-- START OF DATA PROVIDED --

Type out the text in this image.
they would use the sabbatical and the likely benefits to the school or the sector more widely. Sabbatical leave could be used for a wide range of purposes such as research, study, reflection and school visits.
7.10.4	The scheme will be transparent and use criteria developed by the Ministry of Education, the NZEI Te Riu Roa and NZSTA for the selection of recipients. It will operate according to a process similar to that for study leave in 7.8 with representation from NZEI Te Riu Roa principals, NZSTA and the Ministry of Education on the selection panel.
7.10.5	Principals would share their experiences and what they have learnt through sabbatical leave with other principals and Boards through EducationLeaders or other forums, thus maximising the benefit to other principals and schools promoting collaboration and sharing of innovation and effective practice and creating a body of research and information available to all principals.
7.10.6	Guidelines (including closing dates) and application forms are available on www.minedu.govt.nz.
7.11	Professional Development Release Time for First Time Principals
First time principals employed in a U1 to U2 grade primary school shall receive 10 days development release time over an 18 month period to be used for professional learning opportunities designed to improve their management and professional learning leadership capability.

-- END OF DATA PROVIDED --

§ **PROBLEM**
Give the count of lines in the listing that hold the word "used", with no other text.

§ **RESULT FOR THIS EXERCISE**
2